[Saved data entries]
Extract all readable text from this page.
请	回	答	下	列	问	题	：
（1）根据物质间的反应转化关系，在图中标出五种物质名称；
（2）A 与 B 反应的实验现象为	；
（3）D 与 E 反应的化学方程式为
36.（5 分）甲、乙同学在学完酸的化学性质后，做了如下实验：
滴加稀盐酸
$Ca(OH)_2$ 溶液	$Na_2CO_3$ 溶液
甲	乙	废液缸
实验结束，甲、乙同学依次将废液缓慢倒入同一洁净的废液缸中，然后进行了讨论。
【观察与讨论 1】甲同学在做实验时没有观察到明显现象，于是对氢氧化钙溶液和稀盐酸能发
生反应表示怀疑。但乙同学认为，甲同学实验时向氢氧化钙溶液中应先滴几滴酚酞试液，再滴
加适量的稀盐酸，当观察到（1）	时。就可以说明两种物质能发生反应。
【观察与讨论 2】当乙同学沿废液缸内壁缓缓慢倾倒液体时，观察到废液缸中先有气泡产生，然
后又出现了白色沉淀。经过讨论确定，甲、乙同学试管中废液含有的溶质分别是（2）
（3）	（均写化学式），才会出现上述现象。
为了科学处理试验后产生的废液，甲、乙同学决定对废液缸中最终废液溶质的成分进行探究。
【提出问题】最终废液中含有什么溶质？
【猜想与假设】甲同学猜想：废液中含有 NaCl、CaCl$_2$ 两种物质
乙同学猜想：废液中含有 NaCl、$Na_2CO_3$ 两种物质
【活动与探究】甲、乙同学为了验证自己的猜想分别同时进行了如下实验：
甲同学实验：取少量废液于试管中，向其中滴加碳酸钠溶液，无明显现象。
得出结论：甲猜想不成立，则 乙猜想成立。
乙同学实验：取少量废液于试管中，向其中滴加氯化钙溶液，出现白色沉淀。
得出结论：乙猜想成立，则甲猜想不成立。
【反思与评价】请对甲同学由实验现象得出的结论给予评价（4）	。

**PROBLEM REQUIREMENTS**: Exactly reproduce every line found in the records.

**SOLUTION TO THE EXERCISE**:
Extract all readable text from this page.
请	回	答	下	列	问	题	：
（1）根据物质间的反应转化关系，在图中标出五种物质名称；
（2）A 与 B 反应的实验现象为	；
（3）D 与 E 反应的化学方程式为
36.（5 分）甲、乙同学在学完酸的化学性质后，做了如下实验：
滴加稀盐酸
$Ca(OH)_2$ 溶液	$Na_2CO_3$ 溶液
甲	乙	废液缸
实验结束，甲、乙同学依次将废液缓慢倒入同一洁净的废液缸中，然后进行了讨论。
【观察与讨论 1】甲同学在做实验时没有观察到明显现象，于是对氢氧化钙溶液和稀盐酸能发
生反应表示怀疑。但乙同学认为，甲同学实验时向氢氧化钙溶液中应先滴几滴酚酞试液，再滴
加适量的稀盐酸，当观察到（1）	时。就可以说明两种物质能发生反应。
【观察与讨论 2】当乙同学沿废液缸内壁缓缓慢倾倒液体时，观察到废液缸中先有气泡产生，然
后又出现了白色沉淀。经过讨论确定，甲、乙同学试管中废液含有的溶质分别是（2）
（3）	（均写化学式），才会出现上述现象。
为了科学处理试验后产生的废液，甲、乙同学决定对废液缸中最终废液溶质的成分进行探究。
【提出问题】最终废液中含有什么溶质？
【猜想与假设】甲同学猜想：废液中含有 NaCl、CaCl$_2$ 两种物质
乙同学猜想：废液中含有 NaCl、$Na_2CO_3$ 两种物质
【活动与探究】甲、乙同学为了验证自己的猜想分别同时进行了如下实验：
甲同学实验：取少量废液于试管中，向其中滴加碳酸钠溶液，无明显现象。
得出结论：甲猜想不成立，则 乙猜想成立。
乙同学实验：取少量废液于试管中，向其中滴加氯化钙溶液，出现白色沉淀。
得出结论：乙猜想成立，则甲猜想不成立。
【反思与评价】请对甲同学由实验现象得出的结论给予评价（4）	。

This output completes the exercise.